= WRITTEN PROBLEM =
Please count how many lines in the items below contain the string "circle", treating uppercase and lowercase letters as different. Give only the number.

= INPUT MATERIAL =

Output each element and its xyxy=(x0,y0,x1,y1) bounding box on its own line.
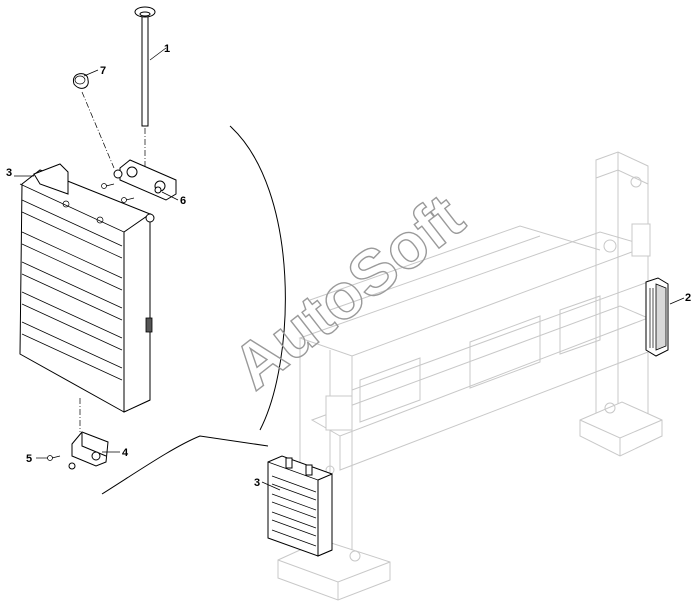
screw-icon xyxy=(101,183,155,223)
callout-2: 2 xyxy=(685,292,691,304)
detail-circle-arc-lower xyxy=(101,435,269,495)
callout-3-exploded: 3 xyxy=(6,167,12,179)
watermark: AutoSoft xyxy=(219,180,476,403)
callout-leaders xyxy=(14,47,685,491)
callout-7: 7 xyxy=(100,65,106,77)
detail-circle-arc xyxy=(229,125,286,431)
step-part-2 xyxy=(645,277,669,357)
frame-assembly xyxy=(277,151,663,601)
callout-1: 1 xyxy=(164,43,170,55)
callout-6: 6 xyxy=(180,195,186,207)
callout-5: 5 xyxy=(26,453,32,465)
callout-4: 4 xyxy=(122,447,129,459)
step-part-3-mounted xyxy=(267,455,333,557)
exploded-step-assembly xyxy=(19,6,177,470)
callout-3-mounted: 3 xyxy=(254,477,260,489)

= SOLUTION TO THIS TASK =
2